> [Exercise brief]:
Write out all the entries word for word and omit any pictures.

> [Collected data entries]:
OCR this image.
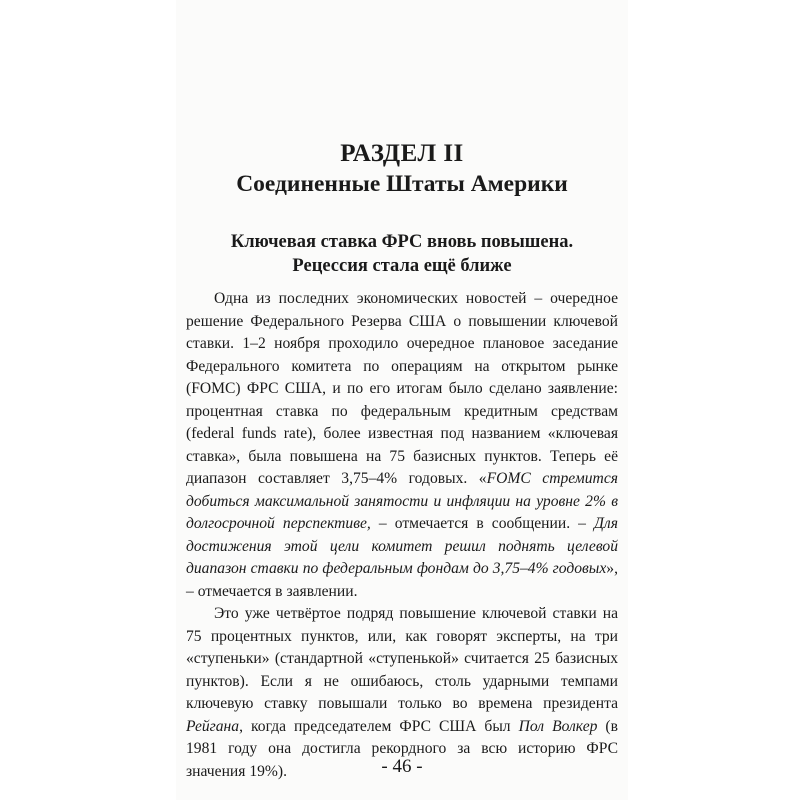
РАЗДЕЛ II
Соединенные Штаты Америки
Ключевая ставка ФРС вновь повышена.
Рецессия стала ещё ближе

Одна из последних экономических новостей – очередное решение Федерального Резерва США о повышении ключевой ставки. 1–2 ноября проходило очередное плановое заседание Федерального комитета по операциям на открытом рынке (FOMC) ФРС США, и по его итогам было сделано заявление: процентная ставка по федеральным кредитным средствам (federal funds rate), более известная под названием «ключевая ставка», была повышена на 75 базисных пунктов. Теперь её диапазон составляет 3,75–4% годовых. «FOMC стремится добиться максимальной занятости и инфляции на уровне 2% в долгосрочной перспективе, – отмечается в сообщении. – Для достижения этой цели комитет решил поднять целевой диапазон ставки по федеральным фондам до 3,75–4% годовых», – отмечается в заявлении.

Это уже четвёртое подряд повышение ключевой ставки на 75 процентных пунктов, или, как говорят эксперты, на три «ступеньки» (стандартной «ступенькой» считается 25 базисных пунктов). Если я не ошибаюсь, столь ударными темпами ключевую ставку повышали только во времена президента Рейгана, когда председателем ФРС США был Пол Волкер (в 1981 году она достигла рекордного за всю историю ФРС значения 19%).	- 46 -
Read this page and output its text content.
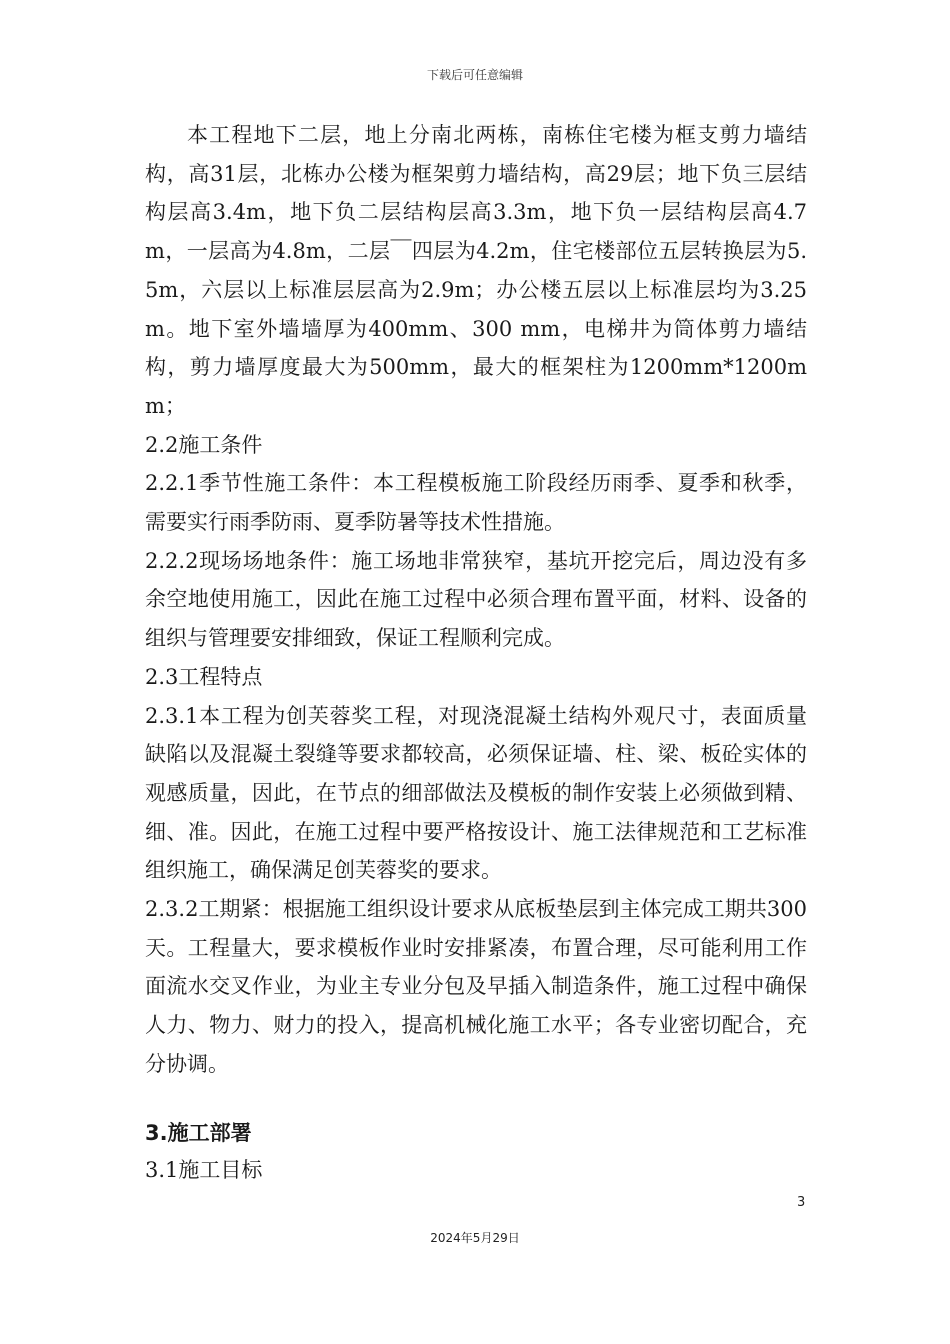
下载后可任意编辑

本工程地下二层，地上分南北两栋，南栋住宅楼为框支剪力墙结构，高31层，北栋办公楼为框架剪力墙结构，高29层；地下负三层结构层高3.4m，地下负二层结构层高3.3m，地下负一层结构层高4.7m，一层高为4.8m，二层￣四层为4.2m，住宅楼部位五层转换层为5.5m，六层以上标准层层高为2.9m；办公楼五层以上标准层均为3.25m。地下室外墙墙厚为400mm、300 mm，电梯井为筒体剪力墙结构，剪力墙厚度最大为500mm，最大的框架柱为1200mm*1200mm；

2.2施工条件

2.2.1季节性施工条件：本工程模板施工阶段经历雨季、夏季和秋季，需要实行雨季防雨、夏季防暑等技术性措施。

2.2.2现场场地条件：施工场地非常狭窄，基坑开挖完后，周边没有多余空地使用施工，因此在施工过程中必须合理布置平面，材料、设备的组织与管理要安排细致，保证工程顺利完成。

2.3工程特点

2.3.1本工程为创芙蓉奖工程，对现浇混凝土结构外观尺寸，表面质量缺陷以及混凝土裂缝等要求都较高，必须保证墙、柱、梁、板砼实体的观感质量，因此，在节点的细部做法及模板的制作安装上必须做到精、细、准。因此，在施工过程中要严格按设计、施工法律规范和工艺标准组织施工，确保满足创芙蓉奖的要求。

2.3.2工期紧：根据施工组织设计要求从底板垫层到主体完成工期共300天。工程量大，要求模板作业时安排紧凑，布置合理，尽可能利用工作面流水交叉作业，为业主专业分包及早插入制造条件，施工过程中确保人力、物力、财力的投入，提高机械化施工水平；各专业密切配合，充分协调。

3.施工部署

3.1施工目标

3
2024年5月29日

> [Solution for this problem]:
OCR this image.
РАЗДЕЛ II
Соединенные Штаты Америки
Ключевая ставка ФРС вновь повышена.
Рецессия стала ещё ближе

Одна из последних экономических новостей – очередное решение Федерального Резерва США о повышении ключевой ставки. 1–2 ноября проходило очередное плановое заседание Федерального комитета по операциям на открытом рынке (FOMC) ФРС США, и по его итогам было сделано заявление: процентная ставка по федеральным кредитным средствам (federal funds rate), более известная под названием «ключевая ставка», была повышена на 75 базисных пунктов. Теперь её диапазон составляет 3,75–4% годовых. «FOMC стремится добиться максимальной занятости и инфляции на уровне 2% в долгосрочной перспективе, – отмечается в сообщении. – Для достижения этой цели комитет решил поднять целевой диапазон ставки по федеральным фондам до 3,75–4% годовых», – отмечается в заявлении.

Это уже четвёртое подряд повышение ключевой ставки на 75 процентных пунктов, или, как говорят эксперты, на три «ступеньки» (стандартной «ступенькой» считается 25 базисных пунктов). Если я не ошибаюсь, столь ударными темпами ключевую ставку повышали только во времена президента Рейгана, когда председателем ФРС США был Пол Волкер (в 1981 году она достигла рекордного за всю историю ФРС значения 19%).	- 46 -
Read this page and output its text content.
下载后可任意编辑

本工程地下二层，地上分南北两栋，南栋住宅楼为框支剪力墙结构，高31层，北栋办公楼为框架剪力墙结构，高29层；地下负三层结构层高3.4m，地下负二层结构层高3.3m，地下负一层结构层高4.7m，一层高为4.8m，二层￣四层为4.2m，住宅楼部位五层转换层为5.5m，六层以上标准层层高为2.9m；办公楼五层以上标准层均为3.25m。地下室外墙墙厚为400mm、300 mm，电梯井为筒体剪力墙结构，剪力墙厚度最大为500mm，最大的框架柱为1200mm*1200mm；

2.2施工条件

2.2.1季节性施工条件：本工程模板施工阶段经历雨季、夏季和秋季，需要实行雨季防雨、夏季防暑等技术性措施。

2.2.2现场场地条件：施工场地非常狭窄，基坑开挖完后，周边没有多余空地使用施工，因此在施工过程中必须合理布置平面，材料、设备的组织与管理要安排细致，保证工程顺利完成。

2.3工程特点

2.3.1本工程为创芙蓉奖工程，对现浇混凝土结构外观尺寸，表面质量缺陷以及混凝土裂缝等要求都较高，必须保证墙、柱、梁、板砼实体的观感质量，因此，在节点的细部做法及模板的制作安装上必须做到精、细、准。因此，在施工过程中要严格按设计、施工法律规范和工艺标准组织施工，确保满足创芙蓉奖的要求。

2.3.2工期紧：根据施工组织设计要求从底板垫层到主体完成工期共300天。工程量大，要求模板作业时安排紧凑，布置合理，尽可能利用工作面流水交叉作业，为业主专业分包及早插入制造条件，施工过程中确保人力、物力、财力的投入，提高机械化施工水平；各专业密切配合，充分协调。

3.施工部署

3.1施工目标

3
2024年5月29日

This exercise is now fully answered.